INSTRUCTIONS TO FOLLOW:
Your task is to copy every line of the records below that contains "EBAF".

INPUT ROWS:

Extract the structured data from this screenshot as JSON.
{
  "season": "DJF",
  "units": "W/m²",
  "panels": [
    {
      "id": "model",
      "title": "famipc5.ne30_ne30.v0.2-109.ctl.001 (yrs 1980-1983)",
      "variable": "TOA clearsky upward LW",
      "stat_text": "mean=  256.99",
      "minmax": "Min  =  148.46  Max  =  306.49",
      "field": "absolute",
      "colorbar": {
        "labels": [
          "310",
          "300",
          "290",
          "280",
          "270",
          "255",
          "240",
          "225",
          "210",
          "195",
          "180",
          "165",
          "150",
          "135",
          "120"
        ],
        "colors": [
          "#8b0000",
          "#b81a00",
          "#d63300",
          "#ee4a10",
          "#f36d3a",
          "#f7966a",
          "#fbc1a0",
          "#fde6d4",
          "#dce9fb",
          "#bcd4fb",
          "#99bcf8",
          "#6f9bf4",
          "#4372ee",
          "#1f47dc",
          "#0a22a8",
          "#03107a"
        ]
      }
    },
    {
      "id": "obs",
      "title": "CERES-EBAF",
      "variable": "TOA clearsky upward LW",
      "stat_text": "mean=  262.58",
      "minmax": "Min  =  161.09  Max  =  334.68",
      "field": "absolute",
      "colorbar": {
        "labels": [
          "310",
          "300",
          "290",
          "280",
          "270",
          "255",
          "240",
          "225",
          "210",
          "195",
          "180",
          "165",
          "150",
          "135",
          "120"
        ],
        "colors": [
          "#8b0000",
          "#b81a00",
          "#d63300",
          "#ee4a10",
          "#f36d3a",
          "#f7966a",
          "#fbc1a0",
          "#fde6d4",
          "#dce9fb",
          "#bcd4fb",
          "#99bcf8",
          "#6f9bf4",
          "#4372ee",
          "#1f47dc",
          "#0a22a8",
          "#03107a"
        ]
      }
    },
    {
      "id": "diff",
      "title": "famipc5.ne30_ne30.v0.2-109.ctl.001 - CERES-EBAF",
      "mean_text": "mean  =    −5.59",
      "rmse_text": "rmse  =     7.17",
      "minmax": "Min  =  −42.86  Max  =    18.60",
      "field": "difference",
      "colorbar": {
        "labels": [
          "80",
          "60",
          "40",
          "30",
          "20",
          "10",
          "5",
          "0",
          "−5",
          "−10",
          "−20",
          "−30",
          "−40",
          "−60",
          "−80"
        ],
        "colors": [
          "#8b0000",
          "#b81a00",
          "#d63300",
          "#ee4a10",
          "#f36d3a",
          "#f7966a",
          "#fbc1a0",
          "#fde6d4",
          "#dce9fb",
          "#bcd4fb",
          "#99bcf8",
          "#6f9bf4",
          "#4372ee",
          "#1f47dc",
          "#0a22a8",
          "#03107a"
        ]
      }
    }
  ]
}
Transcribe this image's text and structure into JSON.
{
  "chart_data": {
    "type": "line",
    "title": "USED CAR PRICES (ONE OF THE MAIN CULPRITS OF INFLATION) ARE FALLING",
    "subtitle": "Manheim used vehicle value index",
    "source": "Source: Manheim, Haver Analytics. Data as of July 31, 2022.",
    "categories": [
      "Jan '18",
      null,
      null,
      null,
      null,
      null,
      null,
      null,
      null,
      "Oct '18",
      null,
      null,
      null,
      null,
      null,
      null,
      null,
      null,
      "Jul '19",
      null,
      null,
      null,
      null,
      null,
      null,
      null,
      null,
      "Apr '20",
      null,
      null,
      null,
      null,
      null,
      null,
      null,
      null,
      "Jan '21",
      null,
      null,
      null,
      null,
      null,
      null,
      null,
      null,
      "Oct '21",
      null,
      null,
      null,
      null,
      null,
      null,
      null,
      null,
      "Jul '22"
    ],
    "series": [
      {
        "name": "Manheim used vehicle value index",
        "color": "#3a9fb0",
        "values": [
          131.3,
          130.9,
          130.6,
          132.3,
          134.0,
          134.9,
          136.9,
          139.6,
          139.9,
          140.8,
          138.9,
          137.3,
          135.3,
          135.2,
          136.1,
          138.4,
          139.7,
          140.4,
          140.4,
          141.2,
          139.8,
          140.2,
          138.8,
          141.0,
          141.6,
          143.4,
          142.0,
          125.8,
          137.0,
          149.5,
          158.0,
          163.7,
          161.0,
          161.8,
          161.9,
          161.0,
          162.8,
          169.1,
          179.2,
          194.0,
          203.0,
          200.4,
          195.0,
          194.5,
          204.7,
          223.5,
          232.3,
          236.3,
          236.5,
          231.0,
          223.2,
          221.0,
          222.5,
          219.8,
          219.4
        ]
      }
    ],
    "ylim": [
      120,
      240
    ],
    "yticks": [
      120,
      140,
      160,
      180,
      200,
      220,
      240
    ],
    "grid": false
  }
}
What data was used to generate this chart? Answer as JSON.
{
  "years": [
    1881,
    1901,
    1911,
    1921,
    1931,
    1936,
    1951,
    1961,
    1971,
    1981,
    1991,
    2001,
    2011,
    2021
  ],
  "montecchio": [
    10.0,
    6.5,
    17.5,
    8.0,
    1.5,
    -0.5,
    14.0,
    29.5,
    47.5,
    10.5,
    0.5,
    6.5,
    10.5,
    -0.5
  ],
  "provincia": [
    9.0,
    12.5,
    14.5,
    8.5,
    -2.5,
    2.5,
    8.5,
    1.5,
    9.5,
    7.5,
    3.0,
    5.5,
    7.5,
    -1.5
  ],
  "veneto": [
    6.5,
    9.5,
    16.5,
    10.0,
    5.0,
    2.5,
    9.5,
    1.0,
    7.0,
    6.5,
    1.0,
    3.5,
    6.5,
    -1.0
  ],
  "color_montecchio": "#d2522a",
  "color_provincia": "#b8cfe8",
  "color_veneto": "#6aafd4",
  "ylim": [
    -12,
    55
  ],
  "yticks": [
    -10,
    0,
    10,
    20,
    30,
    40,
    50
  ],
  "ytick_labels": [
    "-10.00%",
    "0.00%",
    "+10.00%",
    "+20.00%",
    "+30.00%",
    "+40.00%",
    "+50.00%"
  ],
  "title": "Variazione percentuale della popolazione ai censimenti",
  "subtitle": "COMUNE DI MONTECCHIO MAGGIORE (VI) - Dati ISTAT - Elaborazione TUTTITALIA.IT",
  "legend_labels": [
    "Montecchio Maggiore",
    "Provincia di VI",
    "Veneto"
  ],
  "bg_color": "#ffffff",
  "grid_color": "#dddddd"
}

THE RESULT:
      "title": "CERES-EBAF",
      "title": "famipc5.ne30_ne30.v0.2-109.ctl.001 - CERES-EBAF",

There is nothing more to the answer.